### Data shown ###
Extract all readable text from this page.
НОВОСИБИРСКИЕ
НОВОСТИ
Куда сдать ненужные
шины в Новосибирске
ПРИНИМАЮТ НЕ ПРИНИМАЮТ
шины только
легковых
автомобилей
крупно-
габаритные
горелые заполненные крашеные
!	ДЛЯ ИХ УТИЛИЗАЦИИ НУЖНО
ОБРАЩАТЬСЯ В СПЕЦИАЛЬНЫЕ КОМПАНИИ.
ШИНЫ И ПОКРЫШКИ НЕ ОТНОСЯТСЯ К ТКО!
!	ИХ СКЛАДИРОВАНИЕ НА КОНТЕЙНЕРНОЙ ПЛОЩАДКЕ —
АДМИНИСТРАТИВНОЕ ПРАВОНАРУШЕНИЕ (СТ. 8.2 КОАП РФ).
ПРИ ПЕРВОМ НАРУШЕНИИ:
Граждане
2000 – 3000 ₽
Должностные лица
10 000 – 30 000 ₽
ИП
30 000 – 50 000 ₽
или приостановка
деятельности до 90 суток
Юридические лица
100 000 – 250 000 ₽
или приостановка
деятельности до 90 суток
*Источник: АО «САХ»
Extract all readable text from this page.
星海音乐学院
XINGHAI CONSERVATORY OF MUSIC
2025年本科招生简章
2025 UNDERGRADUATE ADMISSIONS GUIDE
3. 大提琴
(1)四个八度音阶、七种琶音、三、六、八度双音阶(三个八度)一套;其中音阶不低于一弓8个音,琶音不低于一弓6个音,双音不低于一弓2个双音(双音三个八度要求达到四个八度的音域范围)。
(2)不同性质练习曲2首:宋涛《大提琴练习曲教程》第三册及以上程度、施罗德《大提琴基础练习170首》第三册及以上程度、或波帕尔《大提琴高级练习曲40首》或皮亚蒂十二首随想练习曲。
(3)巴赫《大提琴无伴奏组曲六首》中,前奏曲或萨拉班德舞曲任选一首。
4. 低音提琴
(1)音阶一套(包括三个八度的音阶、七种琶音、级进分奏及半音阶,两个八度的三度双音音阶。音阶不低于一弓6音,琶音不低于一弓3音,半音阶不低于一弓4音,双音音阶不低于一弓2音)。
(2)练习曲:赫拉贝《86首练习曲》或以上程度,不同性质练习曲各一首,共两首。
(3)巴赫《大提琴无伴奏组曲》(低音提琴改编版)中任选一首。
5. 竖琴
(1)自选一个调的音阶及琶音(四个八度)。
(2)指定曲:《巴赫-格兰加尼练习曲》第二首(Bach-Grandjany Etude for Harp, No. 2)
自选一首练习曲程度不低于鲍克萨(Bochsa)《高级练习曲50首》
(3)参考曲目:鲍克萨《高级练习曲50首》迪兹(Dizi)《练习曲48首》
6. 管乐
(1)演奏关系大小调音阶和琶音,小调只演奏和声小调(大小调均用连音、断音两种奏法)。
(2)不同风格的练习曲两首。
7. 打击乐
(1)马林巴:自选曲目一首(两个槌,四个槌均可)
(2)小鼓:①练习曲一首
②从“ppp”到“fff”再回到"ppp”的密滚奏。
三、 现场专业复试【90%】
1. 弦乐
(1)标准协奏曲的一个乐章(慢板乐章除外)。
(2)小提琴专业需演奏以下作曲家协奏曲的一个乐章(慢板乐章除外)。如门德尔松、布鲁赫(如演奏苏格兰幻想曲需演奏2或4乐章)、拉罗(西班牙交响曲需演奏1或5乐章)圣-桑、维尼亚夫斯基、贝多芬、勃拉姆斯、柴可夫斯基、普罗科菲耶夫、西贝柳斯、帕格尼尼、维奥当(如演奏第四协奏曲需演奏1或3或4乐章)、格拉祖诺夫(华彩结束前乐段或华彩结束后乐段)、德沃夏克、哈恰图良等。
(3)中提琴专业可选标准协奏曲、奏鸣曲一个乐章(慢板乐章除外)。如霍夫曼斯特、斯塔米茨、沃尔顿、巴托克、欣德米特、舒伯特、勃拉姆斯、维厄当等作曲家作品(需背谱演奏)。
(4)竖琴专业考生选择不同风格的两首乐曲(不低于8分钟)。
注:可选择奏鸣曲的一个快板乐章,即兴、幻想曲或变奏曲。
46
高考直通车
###
- Exercise goal
Go through the records above, find every line with the word "лица", and list those lines.

- Response
Должностные лица
Юридические лица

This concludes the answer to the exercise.